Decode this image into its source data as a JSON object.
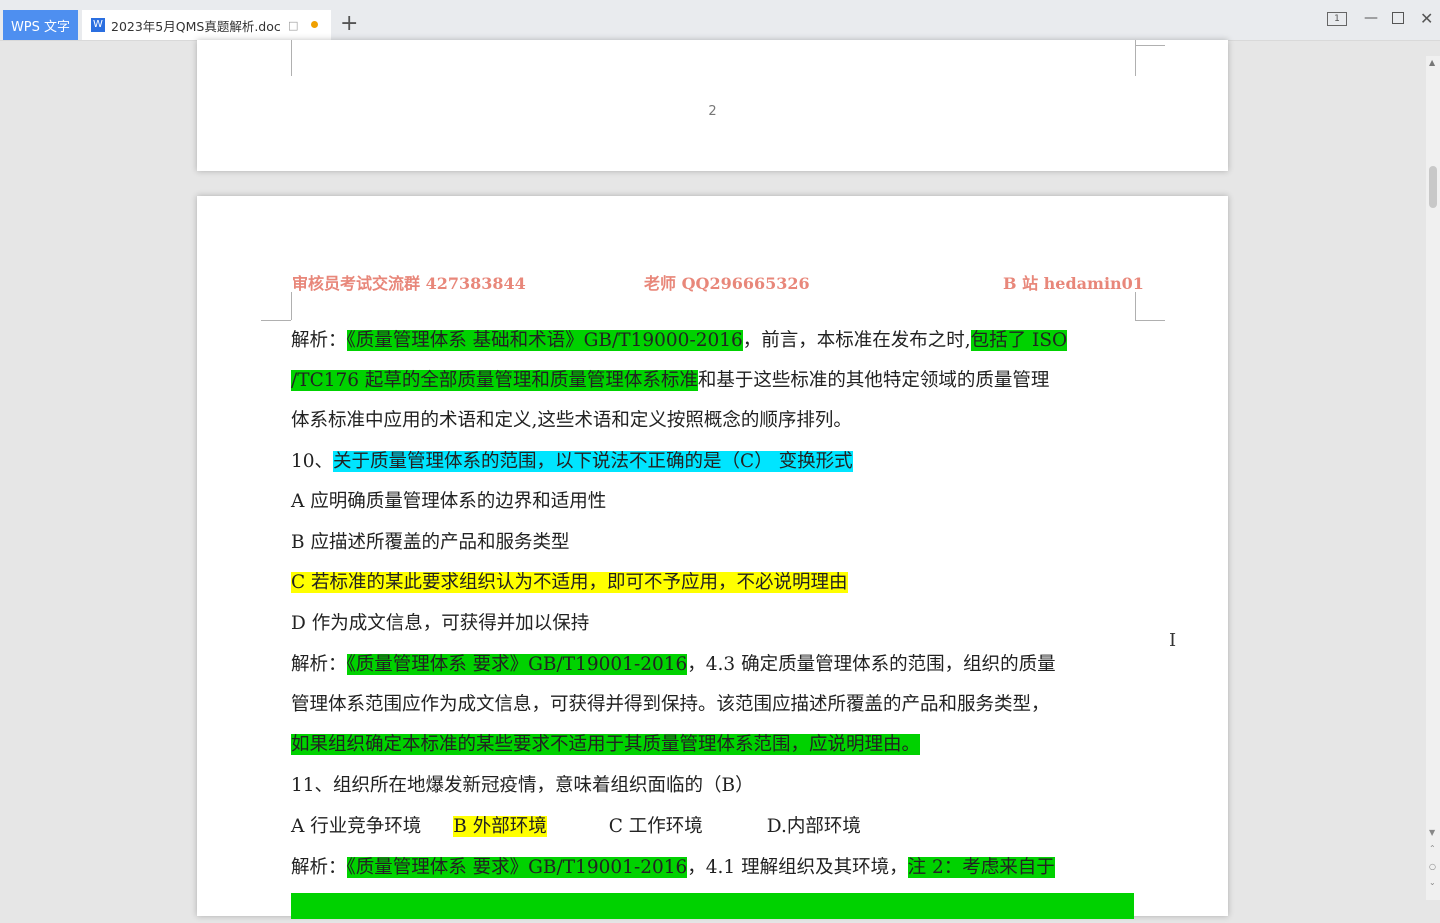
{
  "app": {
    "name": "WPS 文字",
    "tab_title": "2023年5月QMS真题解析.doc",
    "tab_icon": "W",
    "new_tab": "+",
    "layout_icon_text": "1"
  },
  "page_top": {
    "page_number": "2"
  },
  "header": {
    "left": "审核员考试交流群 427383844",
    "center": "老师 QQ296665326",
    "right": "B 站 hedamin01"
  },
  "body": {
    "l1_a": "解析：",
    "l1_b": "《质量管理体系 基础和术语》GB/T19000-2016",
    "l1_c": "，前言，本标准在发布之时,",
    "l1_d": "包括了 ISO",
    "l2_a": "/TC176 起草的全部质量管理和质量管理体系标准",
    "l2_b": "和基于这些标准的其他特定领域的质量管理",
    "l3": "体系标准中应用的术语和定义,这些术语和定义按照概念的顺序排列。",
    "q10_num": "10、",
    "q10_text": "关于质量管理体系的范围，以下说法不正确的是（C）            变换形式",
    "q10_a": "A 应明确质量管理体系的边界和适用性",
    "q10_b": "B 应描述所覆盖的产品和服务类型",
    "q10_c": "C 若标准的某此要求组织认为不适用，即可不予应用，不必说明理由",
    "q10_d": "D 作为成文信息，可获得并加以保持",
    "a10_a": "解析：",
    "a10_b": "《质量管理体系 要求》GB/T19001-2016",
    "a10_c": "，4.3 确定质量管理体系的范围，组织的质量",
    "a10_l2": "管理体系范围应作为成文信息，可获得并得到保持。该范围应描述所覆盖的产品和服务类型，",
    "a10_l3": "如果组织确定本标准的某些要求不适用于其质量管理体系范围，应说明理由。",
    "q11": "11、组织所在地爆发新冠疫情，意味着组织面临的（B）",
    "q11_a": "A 行业竞争环境",
    "q11_b": "B 外部环境",
    "q11_c": "C 工作环境",
    "q11_d": "D.内部环境",
    "a11_a": "解析：",
    "a11_b": "《质量管理体系 要求》GB/T19001-2016",
    "a11_c": "，4.1  理解组织及其环境，",
    "a11_d": "注 2：考虑来自于"
  },
  "colors": {
    "highlight_green": "#00d200",
    "highlight_yellow": "#ffff00",
    "highlight_cyan": "#00e5ff",
    "header_text": "#e8877a",
    "wps_button": "#4e8ff0"
  }
}
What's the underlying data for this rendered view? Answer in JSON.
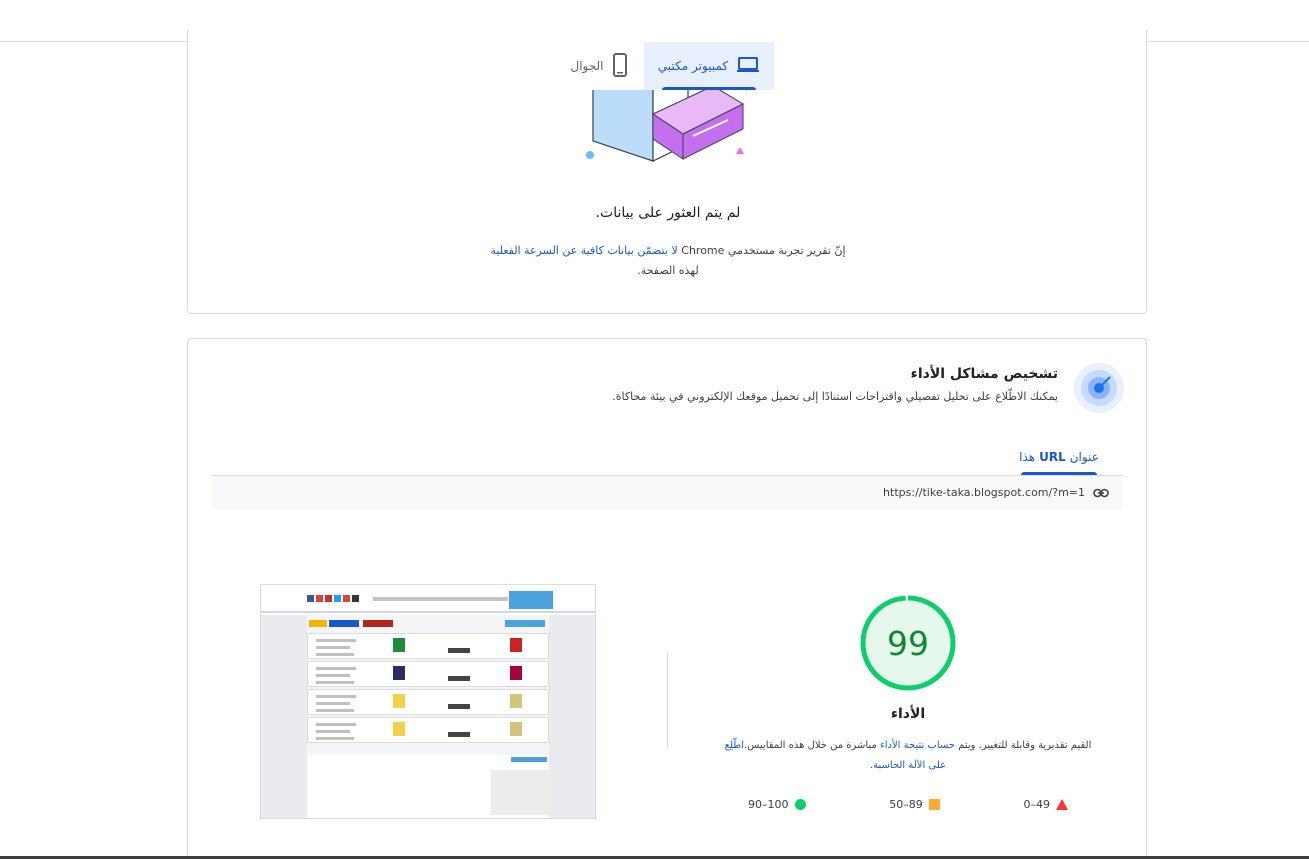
{
  "device_tabs": {
    "desktop_label": "كمبيوتر مكتبي",
    "mobile_label": "الجوال",
    "active": "desktop"
  },
  "no_data": {
    "title": "لم يتم العثور على بيانات.",
    "desc_prefix": "إنّ تقرير تجربة مستخدمي Chrome ",
    "desc_link": "لا يتضمّن بيانات كافية عن السرعة الفعلية",
    "desc_suffix": " لهذه الصفحة."
  },
  "diagnose": {
    "title": "تشخيص مشاكل الأداء",
    "desc": "يمكنك الاطّلاع على تحليل تفصيلي واقتراحات استنادًا إلى تحميل موقعك الإلكتروني في بيئة محاكاة.",
    "tab_prefix": "عنوان ",
    "tab_bold": "URL",
    "tab_suffix": " هذا",
    "url": "https://tike-taka.blogspot.com/?m=1"
  },
  "score": {
    "value": "99",
    "fraction": 0.99,
    "label": "الأداء",
    "desc_prefix": "القيم تقديرية وقابلة للتغيير. ويتم ",
    "desc_link1": "حساب نتيجة الأداء",
    "desc_middle": " مباشرة من خلال هذه المقاييس.",
    "desc_link2": "اطّلِع على الآلة الحاسبة."
  },
  "legend": {
    "fail": "0–49",
    "average": "50–89",
    "pass": "90–100"
  },
  "colors": {
    "accent": "#1a57c9",
    "pass": "#0cce6b",
    "pass_text": "#0d8a2f",
    "average": "#ffaa33",
    "fail": "#ff3333"
  },
  "icons": [
    "laptop-icon",
    "phone-icon",
    "gauge-target-icon",
    "link-icon"
  ]
}
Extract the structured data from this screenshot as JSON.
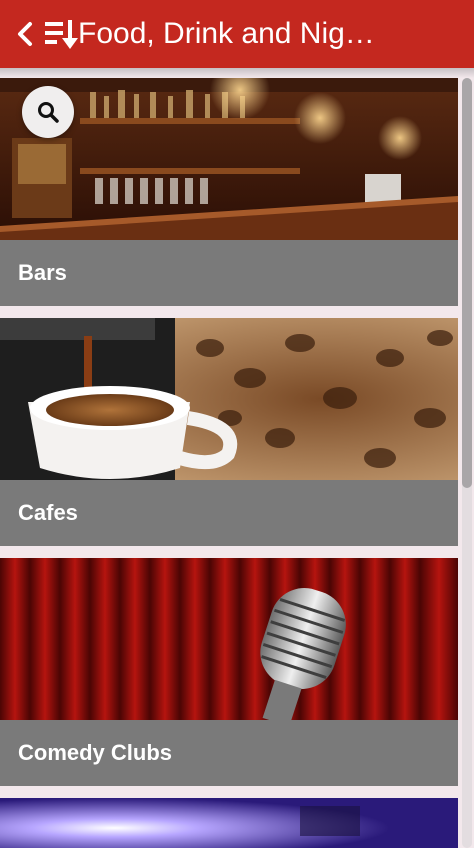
{
  "header": {
    "title": "Food, Drink and Nig…",
    "back_icon": "chevron-left-icon",
    "sort_icon": "sort-list-icon"
  },
  "search": {
    "icon": "search-icon"
  },
  "categories": [
    {
      "label": "Bars"
    },
    {
      "label": "Cafes"
    },
    {
      "label": "Comedy Clubs"
    }
  ],
  "colors": {
    "header": "#c4281f",
    "label_strip": "#7a7a7a"
  }
}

▶ YOUR INSTRUCTIONS
Pictures don't belong in the copy. Restate all the entries exactly.

▶ TASK OUTPUT
Decode this image into its source data as a JSON object.
{
  "app": {
    "name": "WPS 文字",
    "tab_title": "2023年5月QMS真题解析.doc",
    "tab_icon": "W",
    "new_tab": "+",
    "layout_icon_text": "1"
  },
  "page_top": {
    "page_number": "2"
  },
  "header": {
    "left": "审核员考试交流群 427383844",
    "center": "老师 QQ296665326",
    "right": "B 站 hedamin01"
  },
  "body": {
    "l1_a": "解析：",
    "l1_b": "《质量管理体系 基础和术语》GB/T19000-2016",
    "l1_c": "，前言，本标准在发布之时,",
    "l1_d": "包括了 ISO",
    "l2_a": "/TC176 起草的全部质量管理和质量管理体系标准",
    "l2_b": "和基于这些标准的其他特定领域的质量管理",
    "l3": "体系标准中应用的术语和定义,这些术语和定义按照概念的顺序排列。",
    "q10_num": "10、",
    "q10_text": "关于质量管理体系的范围，以下说法不正确的是（C）            变换形式",
    "q10_a": "A 应明确质量管理体系的边界和适用性",
    "q10_b": "B 应描述所覆盖的产品和服务类型",
    "q10_c": "C 若标准的某此要求组织认为不适用，即可不予应用，不必说明理由",
    "q10_d": "D 作为成文信息，可获得并加以保持",
    "a10_a": "解析：",
    "a10_b": "《质量管理体系 要求》GB/T19001-2016",
    "a10_c": "，4.3 确定质量管理体系的范围，组织的质量",
    "a10_l2": "管理体系范围应作为成文信息，可获得并得到保持。该范围应描述所覆盖的产品和服务类型，",
    "a10_l3": "如果组织确定本标准的某些要求不适用于其质量管理体系范围，应说明理由。",
    "q11": "11、组织所在地爆发新冠疫情，意味着组织面临的（B）",
    "q11_a": "A 行业竞争环境",
    "q11_b": "B 外部环境",
    "q11_c": "C 工作环境",
    "q11_d": "D.内部环境",
    "a11_a": "解析：",
    "a11_b": "《质量管理体系 要求》GB/T19001-2016",
    "a11_c": "，4.1  理解组织及其环境，",
    "a11_d": "注 2：考虑来自于"
  },
  "colors": {
    "highlight_green": "#00d200",
    "highlight_yellow": "#ffff00",
    "highlight_cyan": "#00e5ff",
    "header_text": "#e8877a",
    "wps_button": "#4e8ff0"
  }
}
What's the underlying data for this rendered view? Answer in JSON.
{
  "device_tabs": {
    "desktop_label": "كمبيوتر مكتبي",
    "mobile_label": "الجوال",
    "active": "desktop"
  },
  "no_data": {
    "title": "لم يتم العثور على بيانات.",
    "desc_prefix": "إنّ تقرير تجربة مستخدمي Chrome ",
    "desc_link": "لا يتضمّن بيانات كافية عن السرعة الفعلية",
    "desc_suffix": " لهذه الصفحة."
  },
  "diagnose": {
    "title": "تشخيص مشاكل الأداء",
    "desc": "يمكنك الاطّلاع على تحليل تفصيلي واقتراحات استنادًا إلى تحميل موقعك الإلكتروني في بيئة محاكاة.",
    "tab_prefix": "عنوان ",
    "tab_bold": "URL",
    "tab_suffix": " هذا",
    "url": "https://tike-taka.blogspot.com/?m=1"
  },
  "score": {
    "value": "99",
    "fraction": 0.99,
    "label": "الأداء",
    "desc_prefix": "القيم تقديرية وقابلة للتغيير. ويتم ",
    "desc_link1": "حساب نتيجة الأداء",
    "desc_middle": " مباشرة من خلال هذه المقاييس.",
    "desc_link2": "اطّلِع على الآلة الحاسبة."
  },
  "legend": {
    "fail": "0–49",
    "average": "50–89",
    "pass": "90–100"
  },
  "colors": {
    "accent": "#1a57c9",
    "pass": "#0cce6b",
    "pass_text": "#0d8a2f",
    "average": "#ffaa33",
    "fail": "#ff3333"
  },
  "icons": [
    "laptop-icon",
    "phone-icon",
    "gauge-target-icon",
    "link-icon"
  ]
}
Extract the structured data from this screenshot as JSON.
{
  "header": {
    "title": "Food, Drink and Nig…",
    "back_icon": "chevron-left-icon",
    "sort_icon": "sort-list-icon"
  },
  "search": {
    "icon": "search-icon"
  },
  "categories": [
    {
      "label": "Bars"
    },
    {
      "label": "Cafes"
    },
    {
      "label": "Comedy Clubs"
    }
  ],
  "colors": {
    "header": "#c4281f",
    "label_strip": "#7a7a7a"
  }
}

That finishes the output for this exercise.